▸ **Short exercise**: Write out the entries below once more, exactly, with the pictures left out.

▸ **Supplied material**:
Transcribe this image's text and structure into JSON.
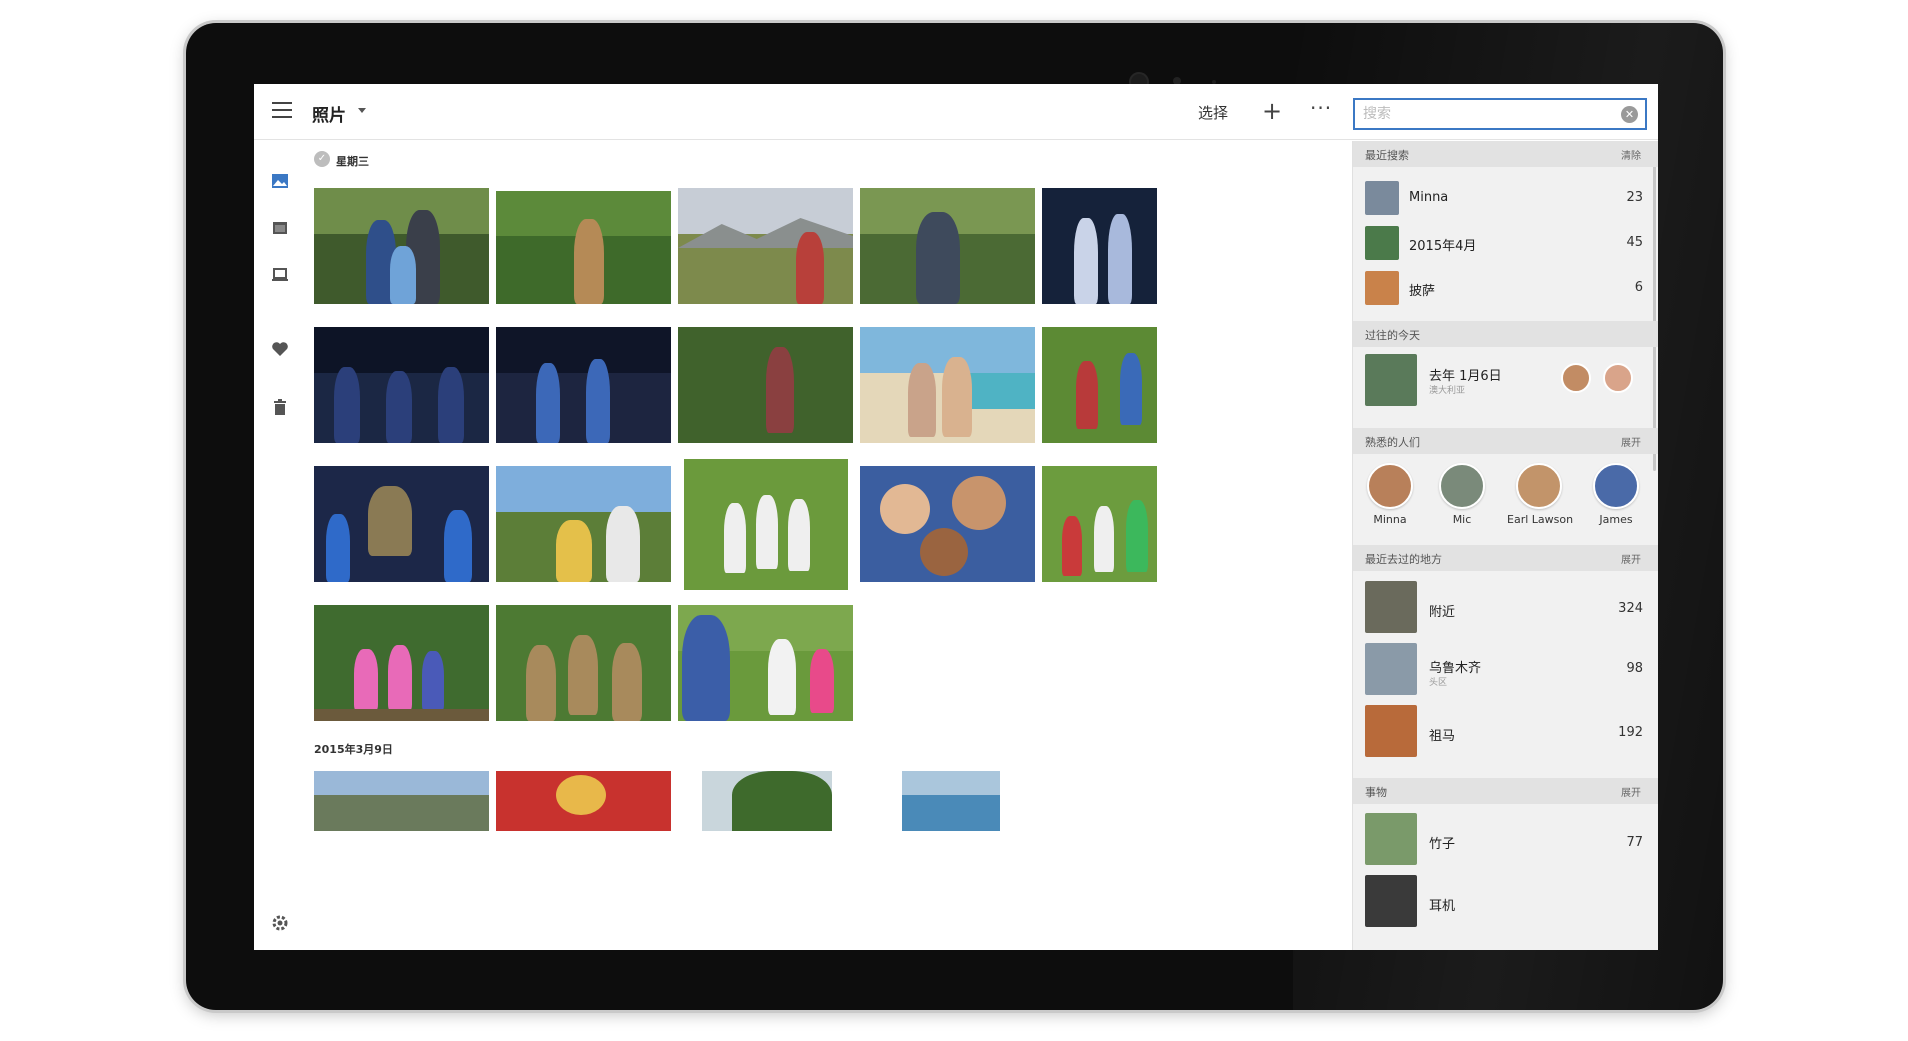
{
  "app": {
    "title": "照片",
    "select_label": "选择",
    "plus_glyph": "+",
    "more_glyph": "···"
  },
  "search": {
    "placeholder": "搜索",
    "value": ""
  },
  "rail": {
    "icons": [
      "photos-icon",
      "albums-icon",
      "device-icon",
      "favorites-icon",
      "trash-icon",
      "settings-icon"
    ]
  },
  "content": {
    "group1_label": "星期三",
    "group2_label": "2015年3月9日"
  },
  "panel": {
    "recent": {
      "header": "最近搜索",
      "action": "清除",
      "items": [
        {
          "label": "Minna",
          "count": "23"
        },
        {
          "label": "2015年4月",
          "count": "45"
        },
        {
          "label": "披萨",
          "count": "6"
        }
      ]
    },
    "on_this_day": {
      "header": "过往的今天",
      "label": "去年 1月6日",
      "sub": "澳大利亚"
    },
    "people": {
      "header": "熟悉的人们",
      "action": "展开",
      "items": [
        {
          "name": "Minna"
        },
        {
          "name": "Mic"
        },
        {
          "name": "Earl Lawson"
        },
        {
          "name": "James"
        }
      ]
    },
    "places": {
      "header": "最近去过的地方",
      "action": "展开",
      "items": [
        {
          "label": "附近",
          "sub": "",
          "count": "324"
        },
        {
          "label": "乌鲁木齐",
          "sub": "头区",
          "count": "98"
        },
        {
          "label": "祖马",
          "sub": "",
          "count": "192"
        }
      ]
    },
    "things": {
      "header": "事物",
      "action": "展开",
      "items": [
        {
          "label": "竹子",
          "count": "77"
        },
        {
          "label": "耳机",
          "count": ""
        }
      ]
    }
  },
  "colors": {
    "accent": "#3b78c4",
    "panel_bg": "#f1f1f1",
    "section_bg": "#e2e2e2"
  }
}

▸ **Answer below**:
Transcribe this image's text and structure into JSON.
{
  "app": {
    "title": "照片",
    "select_label": "选择",
    "plus_glyph": "+",
    "more_glyph": "···"
  },
  "search": {
    "placeholder": "搜索",
    "value": ""
  },
  "rail": {
    "icons": [
      "photos-icon",
      "albums-icon",
      "device-icon",
      "favorites-icon",
      "trash-icon",
      "settings-icon"
    ]
  },
  "content": {
    "group1_label": "星期三",
    "group2_label": "2015年3月9日"
  },
  "panel": {
    "recent": {
      "header": "最近搜索",
      "action": "清除",
      "items": [
        {
          "label": "Minna",
          "count": "23"
        },
        {
          "label": "2015年4月",
          "count": "45"
        },
        {
          "label": "披萨",
          "count": "6"
        }
      ]
    },
    "on_this_day": {
      "header": "过往的今天",
      "label": "去年 1月6日",
      "sub": "澳大利亚"
    },
    "people": {
      "header": "熟悉的人们",
      "action": "展开",
      "items": [
        {
          "name": "Minna"
        },
        {
          "name": "Mic"
        },
        {
          "name": "Earl Lawson"
        },
        {
          "name": "James"
        }
      ]
    },
    "places": {
      "header": "最近去过的地方",
      "action": "展开",
      "items": [
        {
          "label": "附近",
          "sub": "",
          "count": "324"
        },
        {
          "label": "乌鲁木齐",
          "sub": "头区",
          "count": "98"
        },
        {
          "label": "祖马",
          "sub": "",
          "count": "192"
        }
      ]
    },
    "things": {
      "header": "事物",
      "action": "展开",
      "items": [
        {
          "label": "竹子",
          "count": "77"
        },
        {
          "label": "耳机",
          "count": ""
        }
      ]
    }
  },
  "colors": {
    "accent": "#3b78c4",
    "panel_bg": "#f1f1f1",
    "section_bg": "#e2e2e2"
  }
}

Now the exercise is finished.